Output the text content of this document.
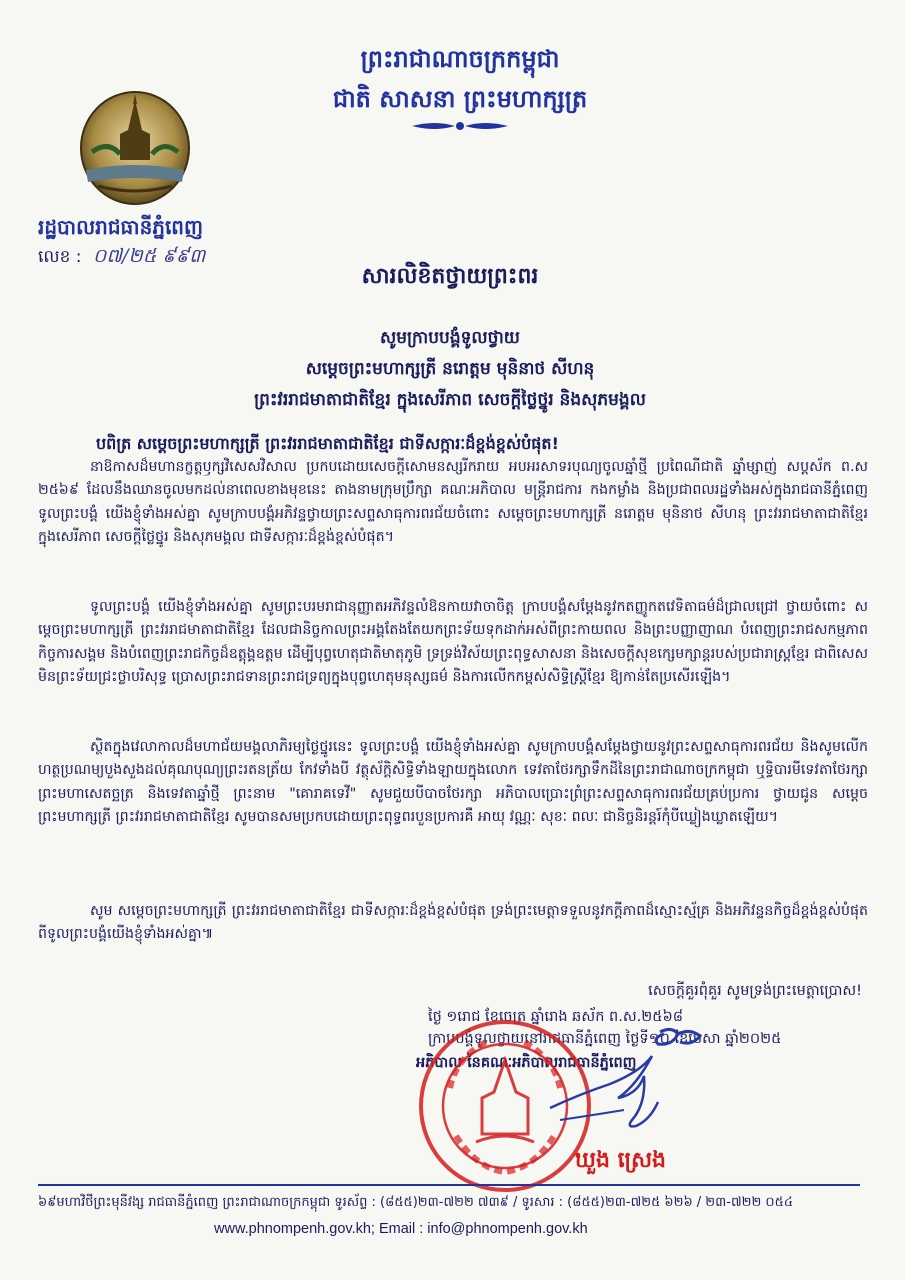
ព្រះរាជាណាចក្រកម្ពុជា
ជាតិ សាសនា ព្រះមហាក្សត្រ
រដ្ឋបាលរាជធានីភ្នំពេញ
លេខ : ០៧/២៥ ៩៩៣
សារលិខិតថ្វាយព្រះពរ
សូមក្រាបបង្គំទូលថ្វាយ
សម្តេចព្រះមហាក្សត្រី នរោត្តម មុនិនាថ សីហនុ
ព្រះវររាជមាតាជាតិខ្មែរ ក្នុងសេរីភាព សេចក្តីថ្លៃថ្នូរ និងសុភមង្គល
បពិត្រ សម្តេចព្រះមហាក្សត្រី ព្រះវររាជមាតាជាតិខ្មែរ ជាទីសក្ការៈដ៏ខ្ពង់ខ្ពស់បំផុត!

នាឱកាសដ៏មហានក្ខត្តឫក្សវិសេសវិសាល ប្រកបដោយសេចក្តីសោមនស្សរីករាយ អបអរសាទរបុណ្យចូលឆ្នាំថ្មី ប្រពៃណីជាតិ ឆ្នាំម្សាញ់ សប្តស័ក ព.ស ២៥៦៩ ដែលនឹងឈានចូលមកដល់នាពេលខាងមុខនេះ តាងនាមក្រុមប្រឹក្សា គណៈអភិបាល មន្ត្រីរាជការ កងកម្លាំង និងប្រជាពលរដ្ឋទាំងអស់ក្នុងរាជធានីភ្នំពេញ ទូលព្រះបង្គំ យើងខ្ញុំទាំងអស់គ្នា សូមក្រាបបង្គំអភិវន្ទថ្វាយព្រះសព្ទសាធុការពរជ័យចំពោះ សម្តេចព្រះមហាក្សត្រី នរោត្តម មុនិនាថ សីហនុ ព្រះវររាជមាតាជាតិខ្មែរ ក្នុងសេរីភាព សេចក្តីថ្លៃថ្នូរ និងសុភមង្គល ជាទីសក្ការៈដ៏ខ្ពង់ខ្ពស់បំផុត។

ទូលព្រះបង្គំ យើងខ្ញុំទាំងអស់គ្នា សូមព្រះបរមរាជានុញ្ញាតអភិវន្ទលំឱនកាយវាចាចិត្ត ក្រាបបង្គំសម្តែងនូវកតញ្ញូកតវេទិតាធម៌ដ៏ជ្រាលជ្រៅ ថ្វាយចំពោះ សម្តេចព្រះមហាក្សត្រី ព្រះវររាជមាតាជាតិខ្មែរ ដែលជានិច្ចកាលព្រះអង្គតែងតែយកព្រះទ័យទុកដាក់អស់ពីព្រះកាយពល និងព្រះបញ្ញាញាណ បំពេញព្រះរាជសកម្មភាពកិច្ចការសង្គម និងបំពេញព្រះរាជកិច្ចដ៏ឧត្តុង្គឧត្តម ដើម្បីបុព្វហេតុជាតិមាតុភូមិ ទ្រទ្រង់វិស័យព្រះពុទ្ធសាសនា និងសេចក្តីសុខក្សេមក្សាន្តរបស់ប្រជារាស្ត្រខ្មែរ ជាពិសេសមិនព្រះទ័យជ្រះថ្លាបរិសុទ្ធ ប្រោសព្រះរាជទានព្រះរាជទ្រព្យក្នុងបុព្វហេតុមនុស្សធម៌ និងការលើកកម្ពស់សិទ្ធិស្ត្រីខ្មែរ ឱ្យកាន់តែប្រសើរឡើង។

ស្ថិតក្នុងវេលាកាលដ៏មហាជ័យមង្គលាភិរម្យថ្ងៃថ្នូរនេះ ទូលព្រះបង្គំ យើងខ្ញុំទាំងអស់គ្នា សូមក្រាបបង្គំសម្តែងថ្វាយនូវព្រះសព្ទសាធុការពរជ័យ និងសូមលើកហត្ថប្រណម្យបួងសួងដល់គុណបុណ្យព្រះរតនត្រ័យ កែវទាំងបី វត្ថុស័ក្តិសិទ្ធិទាំងឡាយក្នុងលោក ទេវតាថែរក្សាទឹកដីនៃព្រះរាជាណាចក្រកម្ពុជា ឬទ្ធិបារមីទេវតាថែរក្សាព្រះមហាសេតច្ឆត្រ និងទេវតាឆ្នាំថ្មី ព្រះនាម "គោរាគទេវី" សូមជួយបីបាចថែរក្សា អភិបាលប្រោះព្រំព្រះសព្ទសាធុការពរជ័យគ្រប់ប្រការ ថ្វាយជូន សម្តេចព្រះមហាក្សត្រី ព្រះវររាជមាតាជាតិខ្មែរ សូមបានសមប្រកបដោយព្រះពុទ្ធពរបួនប្រការគឺ អាយុ វណ្ណៈ សុខៈ ពលៈ ជានិច្ចនិរន្តរ៍កុំបីឃ្លៀងឃ្លាតឡើយ។

សូម សម្តេចព្រះមហាក្សត្រី ព្រះវររាជមាតាជាតិខ្មែរ ជាទីសក្ការៈដ៏ខ្ពង់ខ្ពស់បំផុត ទ្រង់ព្រះមេត្តាទទួលនូវកក្តីភាពដ៏ស្មោះស្ម័គ្រ និងអភិវន្ទនកិច្ចដ៏ខ្ពង់ខ្ពស់បំផុត ពីទូលព្រះបង្គំយើងខ្ញុំទាំងអស់គ្នា៕

សេចក្តីគួរពុំគួរ សូមទ្រង់ព្រះមេត្តាប្រោស!
ថ្ងៃ ១រោជ ខែចេត្រ ឆ្នាំរោង ឆស័ក ព.ស.២៥៦៨
ក្រាបបង្គំទូលថ្វាយនៅរាជធានីភ្នំពេញ ថ្ងៃទី១០ ខែមេសា ឆ្នាំ២០២៥
អភិបាល នៃគណៈអភិបាលរាជធានីភ្នំពេញ
ឃួង ស្រេង
៦៩មហាវិថីព្រះមុនីវង្ស រាជធានីភ្នំពេញ ព្រះរាជាណាចក្រកម្ពុជា ទូរស័ព្ទ : (៨៥៥)២៣-៧២២ ៧៣៩ / ទូរសារ : (៨៥៥)២៣-៧២៥ ៦២៦ / ២៣-៧២២ ០៥៤
www.phnompenh.gov.kh; Email : info@phnompenh.gov.kh
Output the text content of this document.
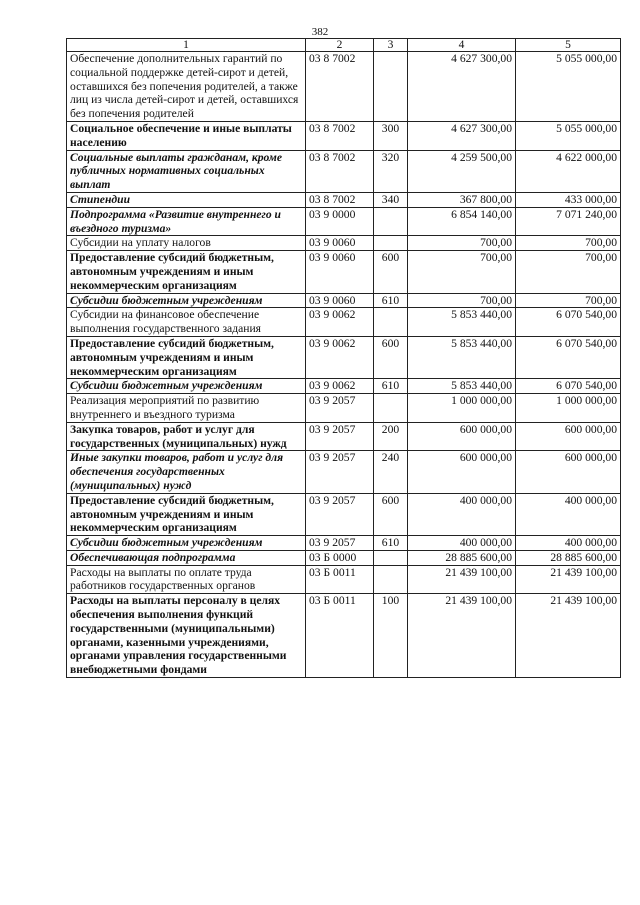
382
1	2	3	4	5
Обеспечение дополнительных гарантий по социальной поддержке детей-сирот и детей, оставшихся без попечения родителей, а также лиц из числа детей-сирот и детей, оставшихся без попечения родителей	03 8 7002		4 627 300,00	5 055 000,00
Социальное обеспечение и иные выплаты населению	03 8 7002	300	4 627 300,00	5 055 000,00
Социальные выплаты гражданам, кроме публичных нормативных социальных выплат	03 8 7002	320	4 259 500,00	4 622 000,00
Стипендии	03 8 7002	340	367 800,00	433 000,00
Подпрограмма «Развитие внутреннего и въездного туризма»	03 9 0000		6 854 140,00	7 071 240,00
Субсидии на уплату налогов	03 9 0060		700,00	700,00
Предоставление субсидий бюджетным, автономным учреждениям и иным некоммерческим организациям	03 9 0060	600	700,00	700,00
Субсидии бюджетным учреждениям	03 9 0060	610	700,00	700,00
Субсидии на финансовое обеспечение выполнения государственного задания	03 9 0062		5 853 440,00	6 070 540,00
Предоставление субсидий бюджетным, автономным учреждениям и иным некоммерческим организациям	03 9 0062	600	5 853 440,00	6 070 540,00
Субсидии бюджетным учреждениям	03 9 0062	610	5 853 440,00	6 070 540,00
Реализация мероприятий по развитию внутреннего и въездного туризма	03 9 2057		1 000 000,00	1 000 000,00
Закупка товаров, работ и услуг для государственных (муниципальных) нужд	03 9 2057	200	600 000,00	600 000,00
Иные закупки товаров, работ и услуг для обеспечения государственных (муниципальных) нужд	03 9 2057	240	600 000,00	600 000,00
Предоставление субсидий бюджетным, автономным учреждениям и иным некоммерческим организациям	03 9 2057	600	400 000,00	400 000,00
Субсидии бюджетным учреждениям	03 9 2057	610	400 000,00	400 000,00
Обеспечивающая подпрограмма	03 Б 0000		28 885 600,00	28 885 600,00
Расходы на выплаты по оплате труда работников государственных органов	03 Б 0011		21 439 100,00	21 439 100,00
Расходы на выплаты персоналу в целях обеспечения выполнения функций государственными (муниципальными) органами, казенными учреждениями, органами управления государственными внебюджетными фондами	03 Б 0011	100	21 439 100,00	21 439 100,00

════════

▸ EXERCISE
Lines containing the string "услуг" are to be selected and copied.

▸ RESULT
Закупка товаров, работ и услуг для государственных (муниципальных) нужд	03 9 2057	200	600 000,00	600 000,00
Иные закупки товаров, работ и услуг для обеспечения государственных (муниципальных) нужд	03 9 2057	240	600 000,00	600 000,00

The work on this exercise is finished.